— Begin Dataset extract —

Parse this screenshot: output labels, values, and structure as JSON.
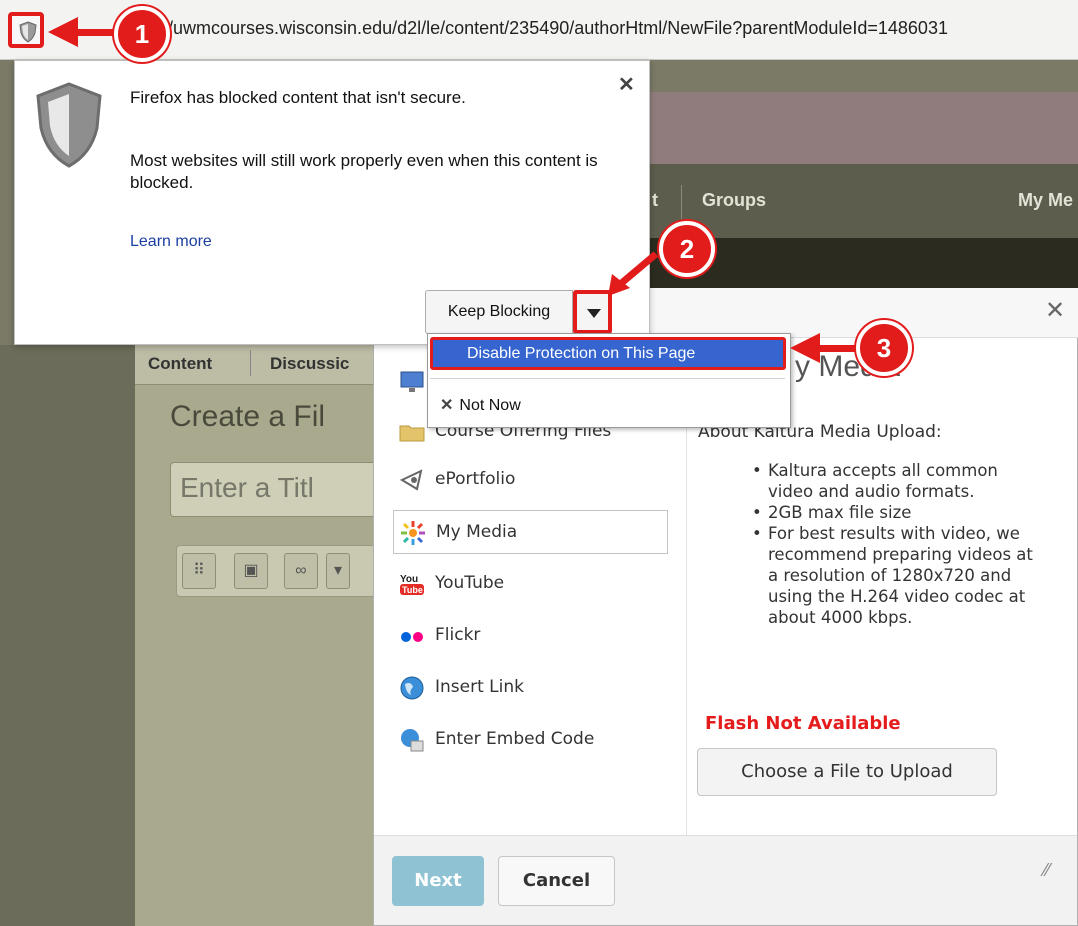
{
  "browser": {
    "url": "/uwmcourses.wisconsin.edu/d2l/le/content/235490/authorHtml/NewFile?parentModuleId=1486031"
  },
  "security_popup": {
    "main_text": "Firefox has blocked content that isn't secure.",
    "sub_text": "Most websites will still work properly even when this content is blocked.",
    "learn_more": "Learn more",
    "keep_blocking": "Keep Blocking",
    "menu": {
      "disable": "Disable Protection on This Page",
      "not_now": "Not Now"
    }
  },
  "lms": {
    "nav": {
      "partial": "t",
      "groups": "Groups",
      "my_media": "My Me"
    },
    "tabs": {
      "content": "Content",
      "discussions": "Discussic"
    },
    "create_title": "Create a Fil",
    "title_placeholder": "Enter a Titl"
  },
  "insert_dialog": {
    "heading_partial": "y Media",
    "sources": [
      {
        "label": "Course Offering Files",
        "icon": "folder-icon"
      },
      {
        "label": "ePortfolio",
        "icon": "eportfolio-icon"
      },
      {
        "label": "My Media",
        "icon": "kaltura-icon"
      },
      {
        "label": "YouTube",
        "icon": "youtube-icon"
      },
      {
        "label": "Flickr",
        "icon": "flickr-icon"
      },
      {
        "label": "Insert Link",
        "icon": "globe-icon"
      },
      {
        "label": "Enter Embed Code",
        "icon": "embed-icon"
      }
    ],
    "about_title": "About Kaltura Media Upload:",
    "about_items": [
      "Kaltura accepts all common video and audio formats.",
      "2GB max file size",
      "For best results with video, we recommend preparing videos at a resolution of 1280x720 and using the H.264 video codec at about 4000 kbps."
    ],
    "flash_status": "Flash Not Available",
    "choose_button": "Choose a File to Upload",
    "next_button": "Next",
    "cancel_button": "Cancel"
  },
  "callouts": [
    "1",
    "2",
    "3"
  ],
  "colors": {
    "callout_red": "#e21b1b",
    "menu_highlight": "#3665cf",
    "flash_red": "#e51c1c"
  }
}
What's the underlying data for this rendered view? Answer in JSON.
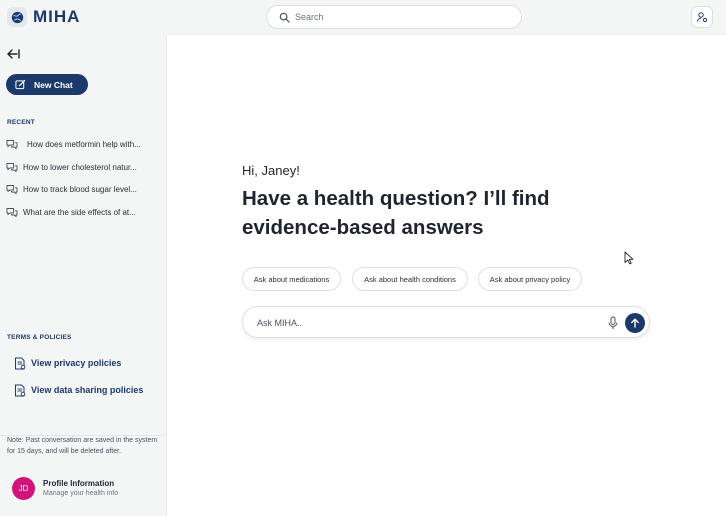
{
  "header": {
    "brand": "MIHA",
    "search_placeholder": "Search",
    "icons": {
      "logo": "globe-logo-icon",
      "search": "search-icon",
      "account": "user-settings-icon"
    }
  },
  "sidebar": {
    "collapse_icon": "collapse-left-icon",
    "new_chat_label": "New Chat",
    "recent_label": "RECENT",
    "recent_items": [
      "How does metformin help with...",
      "How to lower cholesterol natur...",
      "How to track blood sugar level...",
      "What are the side effects of at..."
    ],
    "policies_label": "TERMS & POLICIES",
    "policies": [
      "View privacy policies",
      "View data sharing policies"
    ],
    "note": "Note: Past conversation are saved in the system for 15 days, and will be deleted after.",
    "profile": {
      "initials": "JD",
      "title": "Profile Information",
      "subtitle": "Manage your health info"
    }
  },
  "main": {
    "greeting": "Hi, Janey!",
    "headline": "Have a health question? I’ll find evidence-based answers",
    "suggestions": [
      "Ask about medications",
      "Ask about health conditions",
      "Ask about privacy policy"
    ],
    "ask_placeholder": "Ask MIHA.."
  },
  "colors": {
    "primary": "#1b3a6b",
    "sidebar_bg": "#f4f5f5",
    "avatar": "#d1147c"
  }
}
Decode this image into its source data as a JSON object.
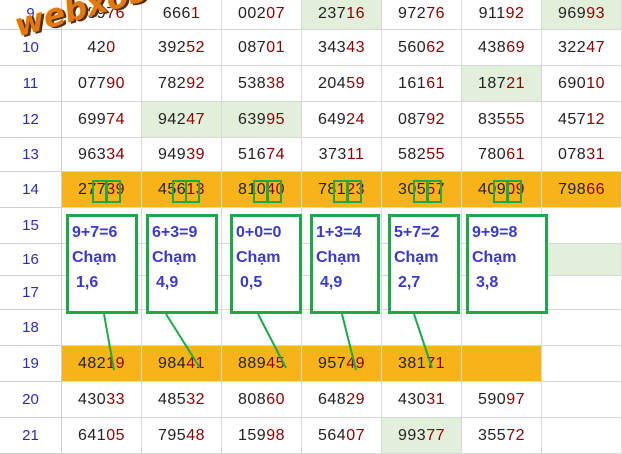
{
  "watermark": "webxoso.net",
  "rows": [
    {
      "num": "9",
      "cells": [
        [
          "689",
          "76"
        ],
        [
          "666",
          "1"
        ],
        [
          "002",
          "07"
        ],
        [
          "237",
          "16"
        ],
        [
          "972",
          "76"
        ],
        [
          "911",
          "92"
        ],
        [
          "969",
          "93"
        ]
      ],
      "green": [
        3,
        6
      ],
      "orange": false
    },
    {
      "num": "10",
      "cells": [
        [
          "42",
          "0"
        ],
        [
          "392",
          "52"
        ],
        [
          "087",
          "01"
        ],
        [
          "343",
          "43"
        ],
        [
          "560",
          "62"
        ],
        [
          "438",
          "69"
        ],
        [
          "322",
          "47"
        ]
      ],
      "green": [],
      "orange": false
    },
    {
      "num": "11",
      "cells": [
        [
          "077",
          "90"
        ],
        [
          "782",
          "92"
        ],
        [
          "538",
          "38"
        ],
        [
          "204",
          "59"
        ],
        [
          "161",
          "61"
        ],
        [
          "187",
          "21"
        ],
        [
          "690",
          "10"
        ]
      ],
      "green": [
        5
      ],
      "orange": false
    },
    {
      "num": "12",
      "cells": [
        [
          "699",
          "74"
        ],
        [
          "942",
          "47"
        ],
        [
          "639",
          "95"
        ],
        [
          "649",
          "24"
        ],
        [
          "087",
          "92"
        ],
        [
          "835",
          "55"
        ],
        [
          "457",
          "12"
        ]
      ],
      "green": [
        1,
        2
      ],
      "orange": false
    },
    {
      "num": "13",
      "cells": [
        [
          "963",
          "34"
        ],
        [
          "949",
          "39"
        ],
        [
          "516",
          "74"
        ],
        [
          "373",
          "11"
        ],
        [
          "582",
          "55"
        ],
        [
          "780",
          "61"
        ],
        [
          "078",
          "31"
        ]
      ],
      "green": [],
      "orange": false
    },
    {
      "num": "14",
      "cells": [
        [
          "277",
          "39"
        ],
        [
          "456",
          "13"
        ],
        [
          "810",
          "40"
        ],
        [
          "781",
          "23"
        ],
        [
          "305",
          "57"
        ],
        [
          "409",
          "09"
        ],
        [
          "798",
          "66"
        ]
      ],
      "green": [],
      "orange": true
    },
    {
      "num": "15",
      "cells": [],
      "green": [],
      "orange": false
    },
    {
      "num": "16",
      "cells": [],
      "green": [],
      "orange": false
    },
    {
      "num": "17",
      "cells": [],
      "green": [],
      "orange": false
    },
    {
      "num": "18",
      "cells": [],
      "green": [],
      "orange": false
    },
    {
      "num": "19",
      "cells": [
        [
          "482",
          "19"
        ],
        [
          "984",
          "41"
        ],
        [
          "889",
          "45"
        ],
        [
          "957",
          "49"
        ],
        [
          "381",
          "71"
        ],
        [
          "",
          ""
        ]
      ],
      "green": [],
      "orange": true
    },
    {
      "num": "20",
      "cells": [
        [
          "430",
          "33"
        ],
        [
          "485",
          "32"
        ],
        [
          "808",
          "60"
        ],
        [
          "648",
          "29"
        ],
        [
          "430",
          "31"
        ],
        [
          "590",
          "97"
        ]
      ],
      "green": [],
      "orange": false
    },
    {
      "num": "21",
      "cells": [
        [
          "641",
          "05"
        ],
        [
          "795",
          "48"
        ],
        [
          "159",
          "98"
        ],
        [
          "564",
          "07"
        ],
        [
          "993",
          "77"
        ],
        [
          "355",
          "72"
        ]
      ],
      "green": [
        4
      ],
      "orange": false
    }
  ],
  "boxes": [
    {
      "sum": "9+7=6",
      "label": "Chạm",
      "digits": "1,6"
    },
    {
      "sum": "6+3=9",
      "label": "Chạm",
      "digits": "4,9"
    },
    {
      "sum": "0+0=0",
      "label": "Chạm",
      "digits": "0,5"
    },
    {
      "sum": "1+3=4",
      "label": "Chạm",
      "digits": "4,9"
    },
    {
      "sum": "5+7=2",
      "label": "Chạm",
      "digits": "2,7"
    },
    {
      "sum": "9+9=8",
      "label": "Chạm",
      "digits": "3,8"
    }
  ]
}
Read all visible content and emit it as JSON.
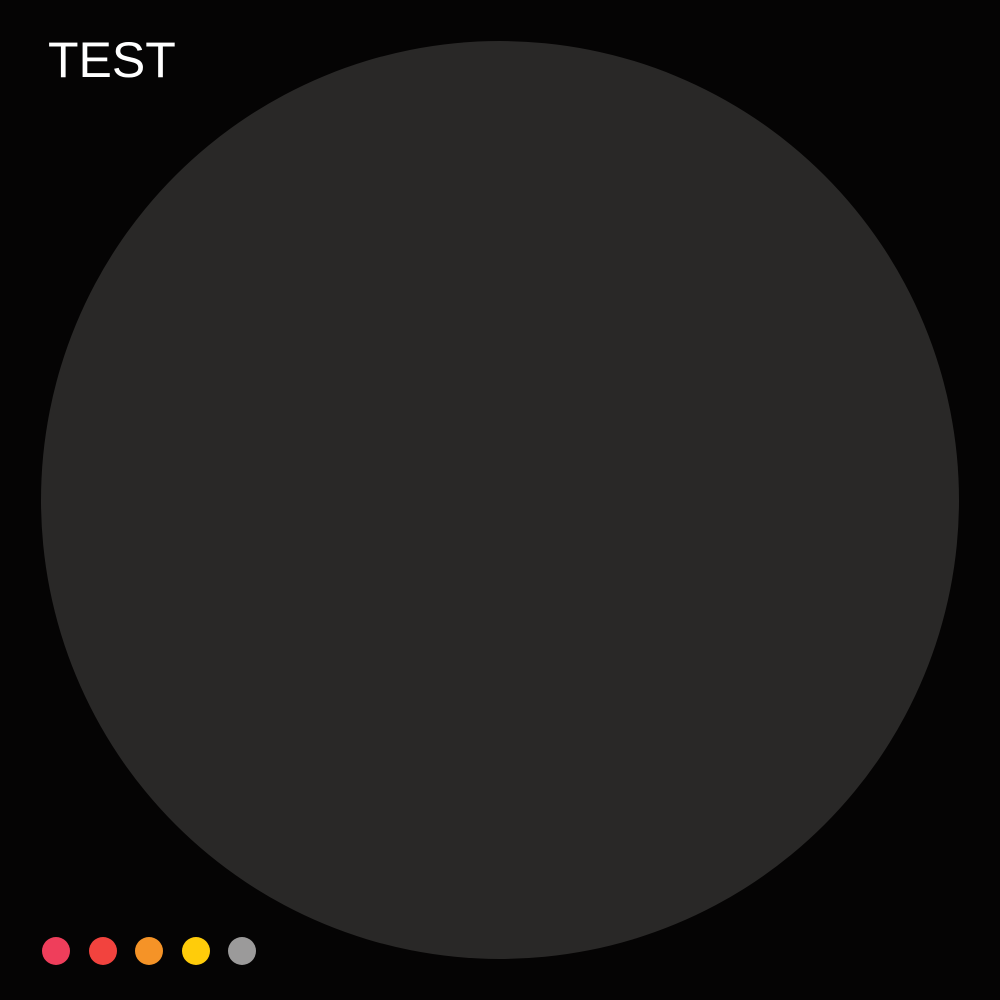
{
  "title": "TEST",
  "background_color": "#050404",
  "circle_color": "#292827",
  "title_color": "#ffffff",
  "swatches": [
    {
      "name": "pink-red",
      "color": "#EF3E5B"
    },
    {
      "name": "red",
      "color": "#F2433E"
    },
    {
      "name": "orange",
      "color": "#F59327"
    },
    {
      "name": "yellow",
      "color": "#FFCC0A"
    },
    {
      "name": "gray",
      "color": "#9B9A9A"
    }
  ]
}
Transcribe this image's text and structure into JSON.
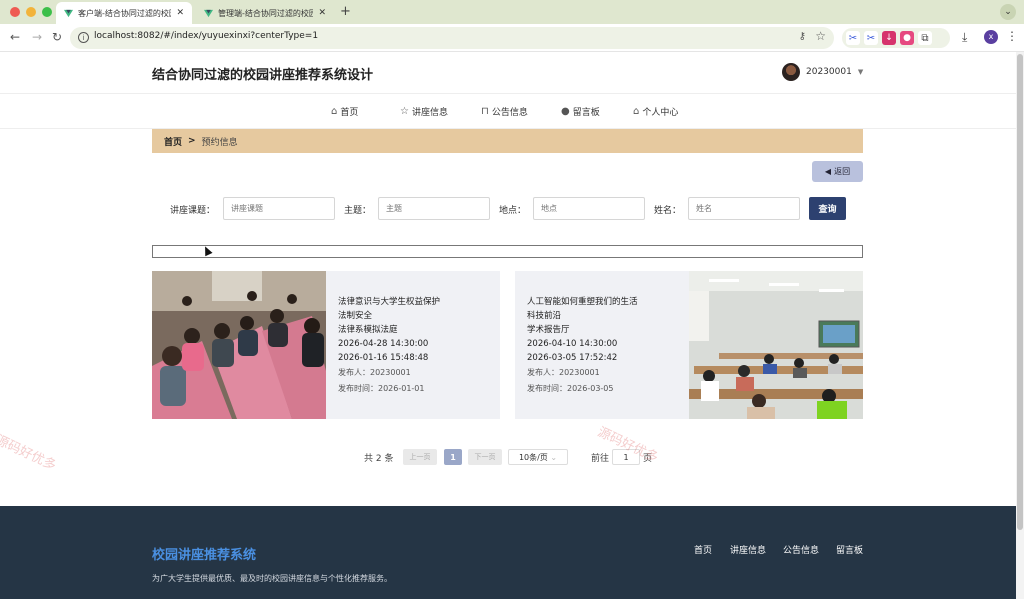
{
  "browser": {
    "tabs": [
      {
        "title": "客户端-结合协同过滤的校园讲座...",
        "active": true
      },
      {
        "title": "管理端-结合协同过滤的校园讲座...",
        "active": false
      }
    ],
    "url": "localhost:8082/#/index/yuyuexinxi?centerType=1",
    "profile_initial": "x"
  },
  "header": {
    "site_title": "结合协同过滤的校园讲座推荐系统设计",
    "username": "20230001"
  },
  "nav": {
    "items": [
      {
        "label": "首页",
        "icon": "home-icon"
      },
      {
        "label": "讲座信息",
        "icon": "star-icon"
      },
      {
        "label": "公告信息",
        "icon": "bag-icon"
      },
      {
        "label": "留言板",
        "icon": "info-icon"
      },
      {
        "label": "个人中心",
        "icon": "house-icon"
      }
    ]
  },
  "breadcrumb": {
    "home": "首页",
    "sep": ">",
    "current": "预约信息"
  },
  "back_label": "返回",
  "search": {
    "fields": [
      {
        "label": "讲座课题：",
        "placeholder": "讲座课题"
      },
      {
        "label": "主题：",
        "placeholder": "主题"
      },
      {
        "label": "地点：",
        "placeholder": "地点"
      },
      {
        "label": "姓名：",
        "placeholder": "姓名"
      }
    ],
    "button": "查询"
  },
  "cards": [
    {
      "title": "法律意识与大学生权益保护",
      "topic": "法制安全",
      "place": "法律系模拟法庭",
      "time": "2026-04-28 14:30:00",
      "booked": "2026-01-16 15:48:48",
      "publisher": "发布人：20230001",
      "pubtime": "发布时间：2026-01-01"
    },
    {
      "title": "人工智能如何重塑我们的生活",
      "topic": "科技前沿",
      "place": "学术报告厅",
      "time": "2026-04-10 14:30:00",
      "booked": "2026-03-05 17:52:42",
      "publisher": "发布人：20230001",
      "pubtime": "发布时间：2026-03-05"
    }
  ],
  "pager": {
    "total": "共 2 条",
    "prev": "上一页",
    "page": "1",
    "next": "下一页",
    "size": "10条/页",
    "goto": "前往",
    "goto_value": "1",
    "unit": "页"
  },
  "footer": {
    "title": "校园讲座推荐系统",
    "desc": "为广大学生提供最优质、最及时的校园讲座信息与个性化推荐服务。",
    "links": [
      "首页",
      "讲座信息",
      "公告信息",
      "留言板"
    ]
  },
  "watermark": "源码好优多"
}
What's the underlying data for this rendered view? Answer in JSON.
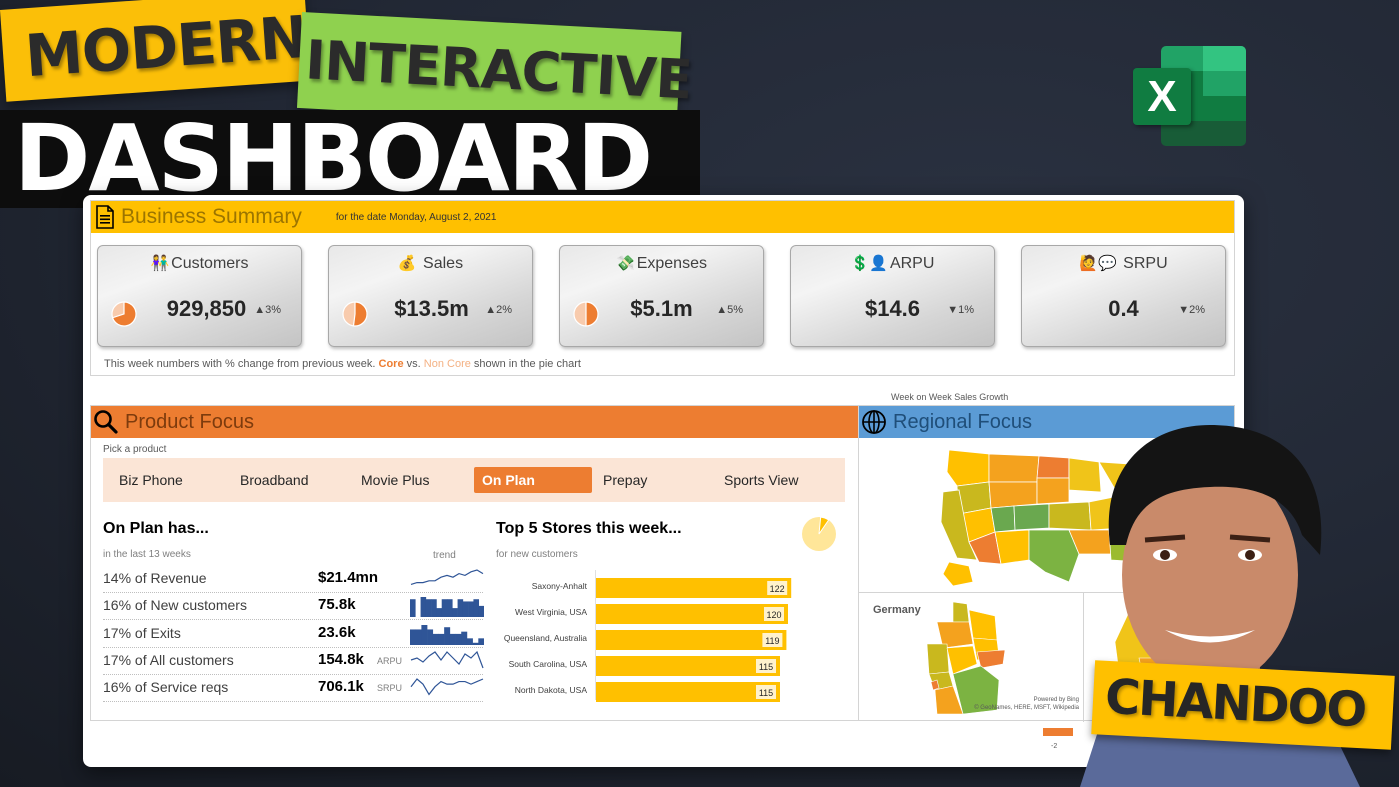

— End Dataset extract —

* **Aim of the task**:
Report how many lines of the listing hold the word "blocked", with nothing but the number.

* **Result**:
2